STATED TASK:
Every line of the material that follows must be printed again exactly.

BEGIN

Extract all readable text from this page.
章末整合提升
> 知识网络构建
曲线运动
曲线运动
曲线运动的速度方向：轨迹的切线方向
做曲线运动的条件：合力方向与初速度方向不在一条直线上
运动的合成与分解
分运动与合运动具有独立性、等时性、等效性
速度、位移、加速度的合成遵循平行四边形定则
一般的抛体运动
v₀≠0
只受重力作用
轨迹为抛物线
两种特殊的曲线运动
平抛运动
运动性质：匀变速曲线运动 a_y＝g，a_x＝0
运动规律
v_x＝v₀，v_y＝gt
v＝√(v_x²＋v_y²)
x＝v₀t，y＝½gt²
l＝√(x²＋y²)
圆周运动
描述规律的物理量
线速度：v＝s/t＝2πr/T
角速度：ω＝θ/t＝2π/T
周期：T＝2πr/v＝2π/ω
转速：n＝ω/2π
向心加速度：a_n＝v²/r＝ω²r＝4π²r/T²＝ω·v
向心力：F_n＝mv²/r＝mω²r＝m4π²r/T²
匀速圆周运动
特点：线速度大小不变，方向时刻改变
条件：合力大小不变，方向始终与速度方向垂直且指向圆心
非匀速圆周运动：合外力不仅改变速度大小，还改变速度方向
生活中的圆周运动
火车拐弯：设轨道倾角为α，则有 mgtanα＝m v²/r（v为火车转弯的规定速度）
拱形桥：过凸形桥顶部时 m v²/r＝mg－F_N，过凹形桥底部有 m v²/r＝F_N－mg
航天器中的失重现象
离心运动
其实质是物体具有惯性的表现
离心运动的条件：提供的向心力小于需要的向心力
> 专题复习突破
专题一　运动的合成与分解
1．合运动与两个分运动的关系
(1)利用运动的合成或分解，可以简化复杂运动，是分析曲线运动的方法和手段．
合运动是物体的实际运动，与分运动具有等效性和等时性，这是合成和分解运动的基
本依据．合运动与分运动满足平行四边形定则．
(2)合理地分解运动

END

SOLVED EXERCISE:
Extract all readable text from this page.
章末整合提升
> 知识网络构建
曲线运动
曲线运动
曲线运动的速度方向：轨迹的切线方向
做曲线运动的条件：合力方向与初速度方向不在一条直线上
运动的合成与分解
分运动与合运动具有独立性、等时性、等效性
速度、位移、加速度的合成遵循平行四边形定则
一般的抛体运动
v₀≠0
只受重力作用
轨迹为抛物线
两种特殊的曲线运动
平抛运动
运动性质：匀变速曲线运动 a_y＝g，a_x＝0
运动规律
v_x＝v₀，v_y＝gt
v＝√(v_x²＋v_y²)
x＝v₀t，y＝½gt²
l＝√(x²＋y²)
圆周运动
描述规律的物理量
线速度：v＝s/t＝2πr/T
角速度：ω＝θ/t＝2π/T
周期：T＝2πr/v＝2π/ω
转速：n＝ω/2π
向心加速度：a_n＝v²/r＝ω²r＝4π²r/T²＝ω·v
向心力：F_n＝mv²/r＝mω²r＝m4π²r/T²
匀速圆周运动
特点：线速度大小不变，方向时刻改变
条件：合力大小不变，方向始终与速度方向垂直且指向圆心
非匀速圆周运动：合外力不仅改变速度大小，还改变速度方向
生活中的圆周运动
火车拐弯：设轨道倾角为α，则有 mgtanα＝m v²/r（v为火车转弯的规定速度）
拱形桥：过凸形桥顶部时 m v²/r＝mg－F_N，过凹形桥底部有 m v²/r＝F_N－mg
航天器中的失重现象
离心运动
其实质是物体具有惯性的表现
离心运动的条件：提供的向心力小于需要的向心力
> 专题复习突破
专题一　运动的合成与分解
1．合运动与两个分运动的关系
(1)利用运动的合成或分解，可以简化复杂运动，是分析曲线运动的方法和手段．
合运动是物体的实际运动，与分运动具有等效性和等时性，这是合成和分解运动的基
本依据．合运动与分运动满足平行四边形定则．
(2)合理地分解运动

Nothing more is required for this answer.